• [LISTED ENTRIES]:
----------------------------------------
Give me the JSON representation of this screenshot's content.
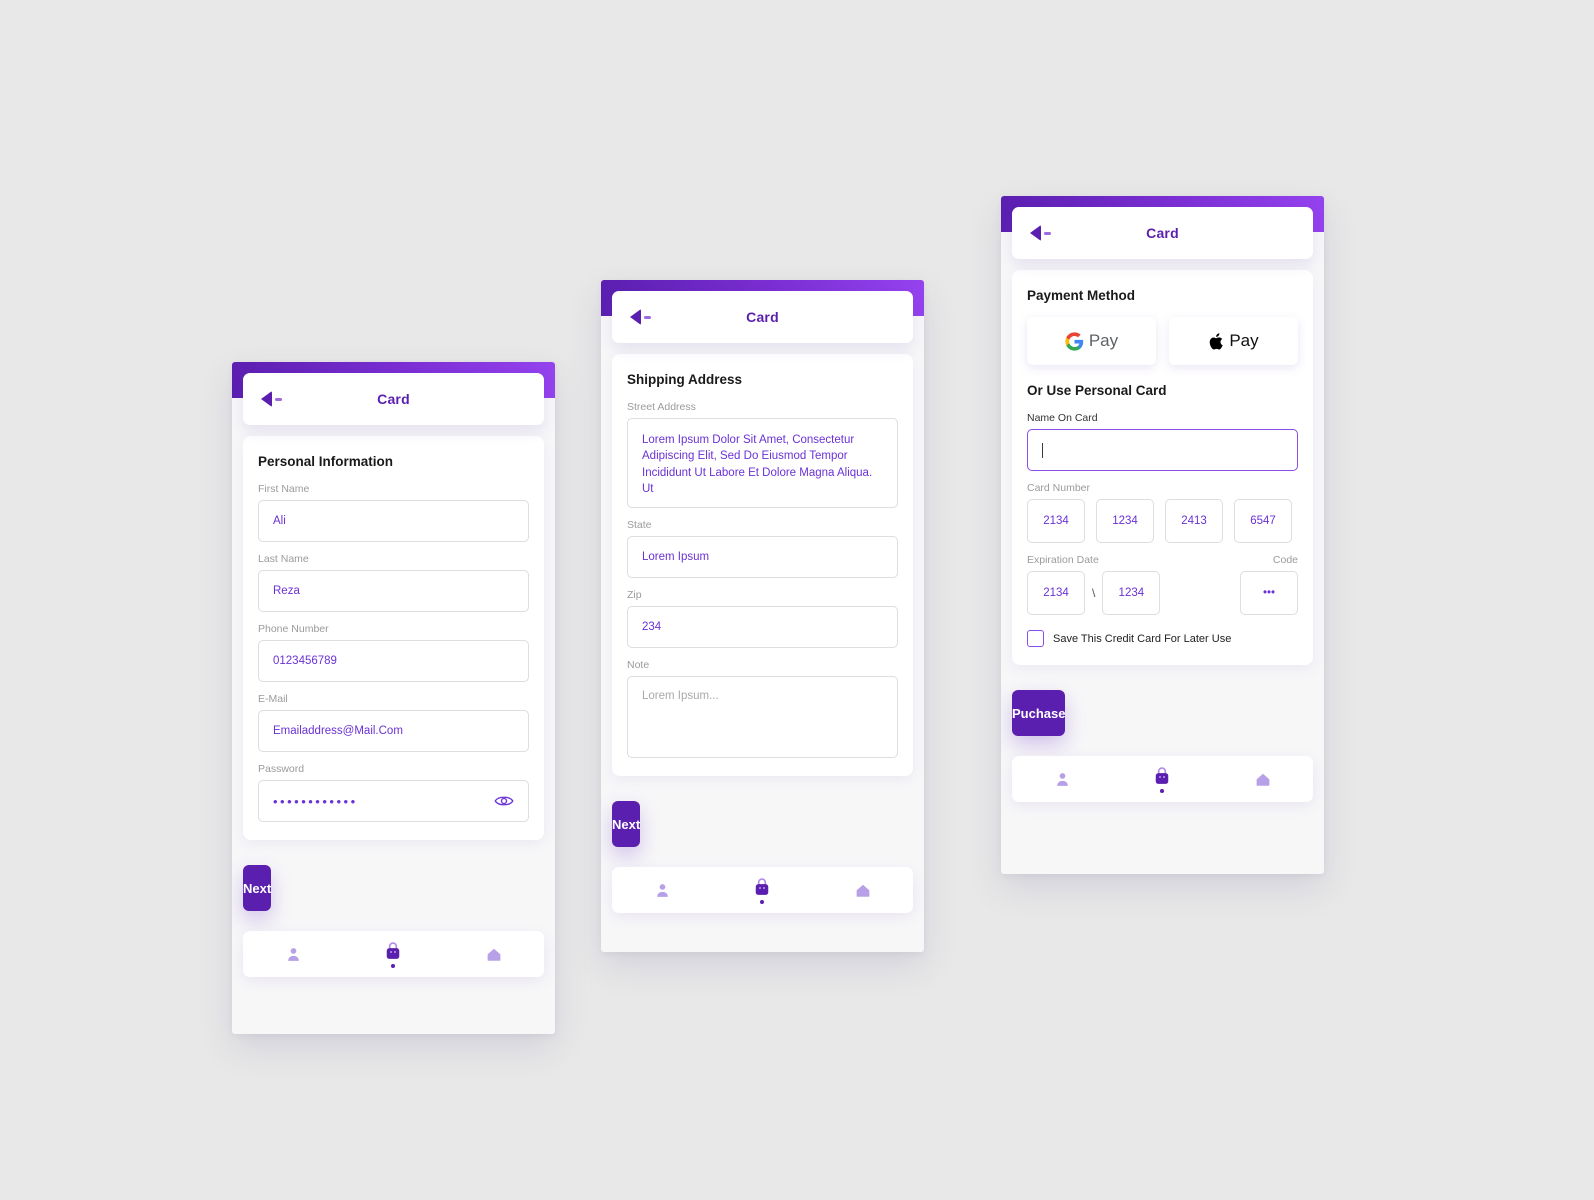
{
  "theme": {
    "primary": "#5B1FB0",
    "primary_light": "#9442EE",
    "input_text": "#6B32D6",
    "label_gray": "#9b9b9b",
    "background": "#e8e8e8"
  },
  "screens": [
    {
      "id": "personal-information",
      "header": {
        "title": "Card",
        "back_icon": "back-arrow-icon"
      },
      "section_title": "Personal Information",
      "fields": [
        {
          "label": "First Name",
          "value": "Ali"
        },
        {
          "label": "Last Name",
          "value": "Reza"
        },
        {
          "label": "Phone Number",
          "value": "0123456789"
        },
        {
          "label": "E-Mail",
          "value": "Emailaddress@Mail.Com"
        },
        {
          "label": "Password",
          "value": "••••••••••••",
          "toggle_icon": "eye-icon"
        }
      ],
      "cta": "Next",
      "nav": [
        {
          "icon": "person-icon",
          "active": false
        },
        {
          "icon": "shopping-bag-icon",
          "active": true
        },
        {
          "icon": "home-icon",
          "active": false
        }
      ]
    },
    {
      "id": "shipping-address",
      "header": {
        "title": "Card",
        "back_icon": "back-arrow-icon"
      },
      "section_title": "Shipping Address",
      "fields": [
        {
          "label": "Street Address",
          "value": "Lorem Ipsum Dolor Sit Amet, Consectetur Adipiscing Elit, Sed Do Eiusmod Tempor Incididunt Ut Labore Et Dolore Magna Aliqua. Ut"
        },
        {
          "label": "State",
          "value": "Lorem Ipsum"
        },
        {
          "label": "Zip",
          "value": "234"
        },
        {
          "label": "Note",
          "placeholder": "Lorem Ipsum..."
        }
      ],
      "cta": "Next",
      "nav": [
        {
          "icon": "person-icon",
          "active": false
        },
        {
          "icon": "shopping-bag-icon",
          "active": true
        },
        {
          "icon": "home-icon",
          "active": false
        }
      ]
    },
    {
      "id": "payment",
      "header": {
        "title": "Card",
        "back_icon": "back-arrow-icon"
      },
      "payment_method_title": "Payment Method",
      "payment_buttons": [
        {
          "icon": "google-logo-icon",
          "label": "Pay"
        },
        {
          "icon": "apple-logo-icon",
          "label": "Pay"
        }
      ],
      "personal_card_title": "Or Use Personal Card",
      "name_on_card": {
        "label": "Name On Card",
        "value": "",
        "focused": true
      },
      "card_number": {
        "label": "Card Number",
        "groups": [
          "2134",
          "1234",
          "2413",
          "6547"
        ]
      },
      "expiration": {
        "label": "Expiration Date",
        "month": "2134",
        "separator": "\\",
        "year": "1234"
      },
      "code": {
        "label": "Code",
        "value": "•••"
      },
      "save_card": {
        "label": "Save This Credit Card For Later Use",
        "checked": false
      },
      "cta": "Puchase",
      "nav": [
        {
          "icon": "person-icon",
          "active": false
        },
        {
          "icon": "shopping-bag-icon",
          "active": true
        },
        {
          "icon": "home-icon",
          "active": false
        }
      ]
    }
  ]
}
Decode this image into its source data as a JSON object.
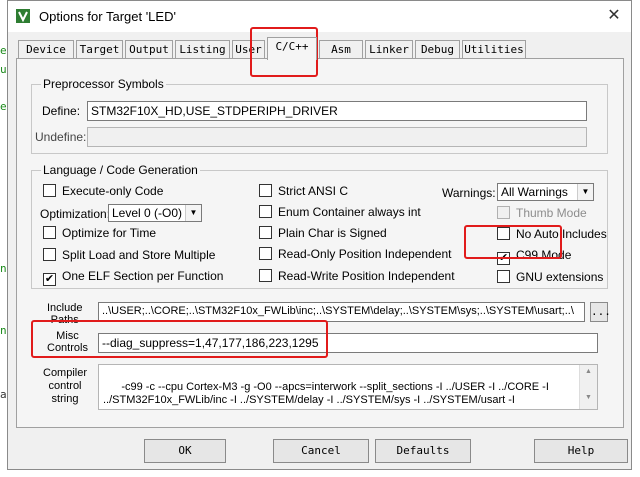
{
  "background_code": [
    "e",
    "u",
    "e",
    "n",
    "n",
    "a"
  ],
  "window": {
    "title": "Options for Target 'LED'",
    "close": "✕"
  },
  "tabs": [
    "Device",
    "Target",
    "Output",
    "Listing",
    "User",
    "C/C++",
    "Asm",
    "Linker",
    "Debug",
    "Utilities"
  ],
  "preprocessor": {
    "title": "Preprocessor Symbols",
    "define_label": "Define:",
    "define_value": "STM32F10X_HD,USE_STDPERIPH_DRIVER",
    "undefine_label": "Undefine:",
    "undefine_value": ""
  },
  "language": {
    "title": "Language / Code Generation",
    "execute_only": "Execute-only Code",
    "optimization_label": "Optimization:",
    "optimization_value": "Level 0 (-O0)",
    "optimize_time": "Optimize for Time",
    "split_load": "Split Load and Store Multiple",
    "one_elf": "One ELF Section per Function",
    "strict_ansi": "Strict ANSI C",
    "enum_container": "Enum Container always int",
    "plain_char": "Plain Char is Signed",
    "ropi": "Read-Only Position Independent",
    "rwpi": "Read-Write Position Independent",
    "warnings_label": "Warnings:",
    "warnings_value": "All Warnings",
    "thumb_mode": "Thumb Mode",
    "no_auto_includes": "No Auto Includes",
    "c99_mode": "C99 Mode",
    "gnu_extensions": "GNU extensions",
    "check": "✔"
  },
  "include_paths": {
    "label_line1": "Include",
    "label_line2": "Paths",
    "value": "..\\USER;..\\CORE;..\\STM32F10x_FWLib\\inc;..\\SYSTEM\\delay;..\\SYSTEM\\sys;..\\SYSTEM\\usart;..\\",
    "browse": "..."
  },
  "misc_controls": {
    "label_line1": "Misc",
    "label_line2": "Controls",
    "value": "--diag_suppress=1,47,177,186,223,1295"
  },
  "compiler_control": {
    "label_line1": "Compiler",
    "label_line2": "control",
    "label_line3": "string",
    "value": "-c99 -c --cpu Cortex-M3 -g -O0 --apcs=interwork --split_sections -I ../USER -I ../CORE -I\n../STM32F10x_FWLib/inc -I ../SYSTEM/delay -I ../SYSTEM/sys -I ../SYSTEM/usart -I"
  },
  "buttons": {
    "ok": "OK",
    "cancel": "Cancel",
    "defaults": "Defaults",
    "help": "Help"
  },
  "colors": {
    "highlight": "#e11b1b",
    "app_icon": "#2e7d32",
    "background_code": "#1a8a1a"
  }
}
----------------------------------------
• [TASK DIRECTIONS]: Reproduce the full listing faithfully, but do not carry over any pictures.

• [TASK OUTPUT]:
Give me the JSON representation of this screenshot's content.
{
  "theme": {
    "primary": "#5B1FB0",
    "primary_light": "#9442EE",
    "input_text": "#6B32D6",
    "label_gray": "#9b9b9b",
    "background": "#e8e8e8"
  },
  "screens": [
    {
      "id": "personal-information",
      "header": {
        "title": "Card",
        "back_icon": "back-arrow-icon"
      },
      "section_title": "Personal Information",
      "fields": [
        {
          "label": "First Name",
          "value": "Ali"
        },
        {
          "label": "Last Name",
          "value": "Reza"
        },
        {
          "label": "Phone Number",
          "value": "0123456789"
        },
        {
          "label": "E-Mail",
          "value": "Emailaddress@Mail.Com"
        },
        {
          "label": "Password",
          "value": "••••••••••••",
          "toggle_icon": "eye-icon"
        }
      ],
      "cta": "Next",
      "nav": [
        {
          "icon": "person-icon",
          "active": false
        },
        {
          "icon": "shopping-bag-icon",
          "active": true
        },
        {
          "icon": "home-icon",
          "active": false
        }
      ]
    },
    {
      "id": "shipping-address",
      "header": {
        "title": "Card",
        "back_icon": "back-arrow-icon"
      },
      "section_title": "Shipping Address",
      "fields": [
        {
          "label": "Street Address",
          "value": "Lorem Ipsum Dolor Sit Amet, Consectetur Adipiscing Elit, Sed Do Eiusmod Tempor Incididunt Ut Labore Et Dolore Magna Aliqua. Ut"
        },
        {
          "label": "State",
          "value": "Lorem Ipsum"
        },
        {
          "label": "Zip",
          "value": "234"
        },
        {
          "label": "Note",
          "placeholder": "Lorem Ipsum..."
        }
      ],
      "cta": "Next",
      "nav": [
        {
          "icon": "person-icon",
          "active": false
        },
        {
          "icon": "shopping-bag-icon",
          "active": true
        },
        {
          "icon": "home-icon",
          "active": false
        }
      ]
    },
    {
      "id": "payment",
      "header": {
        "title": "Card",
        "back_icon": "back-arrow-icon"
      },
      "payment_method_title": "Payment Method",
      "payment_buttons": [
        {
          "icon": "google-logo-icon",
          "label": "Pay"
        },
        {
          "icon": "apple-logo-icon",
          "label": "Pay"
        }
      ],
      "personal_card_title": "Or Use Personal Card",
      "name_on_card": {
        "label": "Name On Card",
        "value": "",
        "focused": true
      },
      "card_number": {
        "label": "Card Number",
        "groups": [
          "2134",
          "1234",
          "2413",
          "6547"
        ]
      },
      "expiration": {
        "label": "Expiration Date",
        "month": "2134",
        "separator": "\\",
        "year": "1234"
      },
      "code": {
        "label": "Code",
        "value": "•••"
      },
      "save_card": {
        "label": "Save This Credit Card For Later Use",
        "checked": false
      },
      "cta": "Puchase",
      "nav": [
        {
          "icon": "person-icon",
          "active": false
        },
        {
          "icon": "shopping-bag-icon",
          "active": true
        },
        {
          "icon": "home-icon",
          "active": false
        }
      ]
    }
  ]
}
Decode this image into its source data as a JSON object.
{
  "background_code": [
    "e",
    "u",
    "e",
    "n",
    "n",
    "a"
  ],
  "window": {
    "title": "Options for Target 'LED'",
    "close": "✕"
  },
  "tabs": [
    "Device",
    "Target",
    "Output",
    "Listing",
    "User",
    "C/C++",
    "Asm",
    "Linker",
    "Debug",
    "Utilities"
  ],
  "preprocessor": {
    "title": "Preprocessor Symbols",
    "define_label": "Define:",
    "define_value": "STM32F10X_HD,USE_STDPERIPH_DRIVER",
    "undefine_label": "Undefine:",
    "undefine_value": ""
  },
  "language": {
    "title": "Language / Code Generation",
    "execute_only": "Execute-only Code",
    "optimization_label": "Optimization:",
    "optimization_value": "Level 0 (-O0)",
    "optimize_time": "Optimize for Time",
    "split_load": "Split Load and Store Multiple",
    "one_elf": "One ELF Section per Function",
    "strict_ansi": "Strict ANSI C",
    "enum_container": "Enum Container always int",
    "plain_char": "Plain Char is Signed",
    "ropi": "Read-Only Position Independent",
    "rwpi": "Read-Write Position Independent",
    "warnings_label": "Warnings:",
    "warnings_value": "All Warnings",
    "thumb_mode": "Thumb Mode",
    "no_auto_includes": "No Auto Includes",
    "c99_mode": "C99 Mode",
    "gnu_extensions": "GNU extensions",
    "check": "✔"
  },
  "include_paths": {
    "label_line1": "Include",
    "label_line2": "Paths",
    "value": "..\\USER;..\\CORE;..\\STM32F10x_FWLib\\inc;..\\SYSTEM\\delay;..\\SYSTEM\\sys;..\\SYSTEM\\usart;..\\",
    "browse": "..."
  },
  "misc_controls": {
    "label_line1": "Misc",
    "label_line2": "Controls",
    "value": "--diag_suppress=1,47,177,186,223,1295"
  },
  "compiler_control": {
    "label_line1": "Compiler",
    "label_line2": "control",
    "label_line3": "string",
    "value": "-c99 -c --cpu Cortex-M3 -g -O0 --apcs=interwork --split_sections -I ../USER -I ../CORE -I\n../STM32F10x_FWLib/inc -I ../SYSTEM/delay -I ../SYSTEM/sys -I ../SYSTEM/usart -I"
  },
  "buttons": {
    "ok": "OK",
    "cancel": "Cancel",
    "defaults": "Defaults",
    "help": "Help"
  },
  "colors": {
    "highlight": "#e11b1b",
    "app_icon": "#2e7d32",
    "background_code": "#1a8a1a"
  }
}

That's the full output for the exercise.